§ **Goal of the exercise**: Omit any picture, and return the remaining data exactly as written.

§ **Extracted information**:
--- start ---
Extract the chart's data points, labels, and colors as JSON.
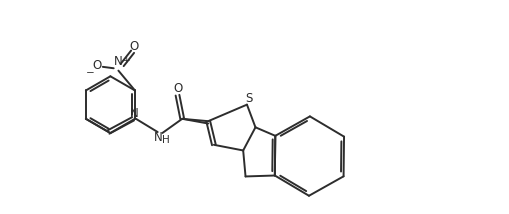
{
  "background": "#ffffff",
  "line_color": "#2d2d2d",
  "line_width": 1.4,
  "label_fontsize": 8.5,
  "sup_fontsize": 6.5,
  "fig_width": 5.09,
  "fig_height": 2.14,
  "dpi": 100,
  "xlim": [
    0,
    10.5
  ],
  "ylim": [
    -0.3,
    4.2
  ]
}
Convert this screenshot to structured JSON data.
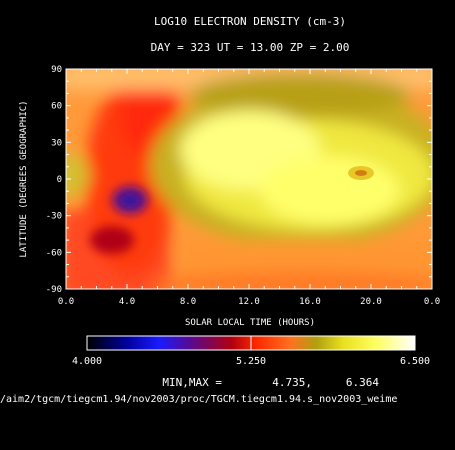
{
  "chart_data": {
    "type": "heatmap",
    "title": "LOG10 ELECTRON DENSITY (cm-3)",
    "subtitle": "DAY = 323   UT = 13.00   ZP =    2.00",
    "xlabel": "SOLAR LOCAL TIME (HOURS)",
    "ylabel": "LATITUDE (DEGREES GEOGRAPHIC)",
    "xlim": [
      0.0,
      24.0
    ],
    "ylim": [
      -90,
      90
    ],
    "x_ticks": [
      "0.0",
      "4.0",
      "8.0",
      "12.0",
      "16.0",
      "20.0",
      "0.0"
    ],
    "y_ticks": [
      "90",
      "60",
      "30",
      "0",
      "-30",
      "-60",
      "-90"
    ],
    "colorbar": {
      "min": 4.0,
      "max": 6.5,
      "ticks": [
        "4.000",
        "5.250",
        "6.500"
      ]
    },
    "minmax_label": "MIN,MAX =",
    "min_value": "4.735,",
    "max_value": "6.364",
    "footer_path": "/aim2/tgcm/tiegcm1.94/nov2003/proc/TGCM.tiegcm1.94.s_nov2003_weime"
  }
}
--- end ---
§ **Result of the task**:
Extract the chart's data points, labels, and colors as JSON.
{
  "background": "#ffffff",
  "line_color": "#2d2d2d",
  "line_width": 1.4,
  "label_fontsize": 8.5,
  "sup_fontsize": 6.5,
  "fig_width": 5.09,
  "fig_height": 2.14,
  "dpi": 100,
  "xlim": [
    0,
    10.5
  ],
  "ylim": [
    -0.3,
    4.2
  ]
}
Convert this screenshot to structured JSON data.
{
  "chart_data": {
    "type": "heatmap",
    "title": "LOG10 ELECTRON DENSITY (cm-3)",
    "subtitle": "DAY = 323   UT = 13.00   ZP =    2.00",
    "xlabel": "SOLAR LOCAL TIME (HOURS)",
    "ylabel": "LATITUDE (DEGREES GEOGRAPHIC)",
    "xlim": [
      0.0,
      24.0
    ],
    "ylim": [
      -90,
      90
    ],
    "x_ticks": [
      "0.0",
      "4.0",
      "8.0",
      "12.0",
      "16.0",
      "20.0",
      "0.0"
    ],
    "y_ticks": [
      "90",
      "60",
      "30",
      "0",
      "-30",
      "-60",
      "-90"
    ],
    "colorbar": {
      "min": 4.0,
      "max": 6.5,
      "ticks": [
        "4.000",
        "5.250",
        "6.500"
      ]
    },
    "minmax_label": "MIN,MAX =",
    "min_value": "4.735,",
    "max_value": "6.364",
    "footer_path": "/aim2/tgcm/tiegcm1.94/nov2003/proc/TGCM.tiegcm1.94.s_nov2003_weime"
  }
}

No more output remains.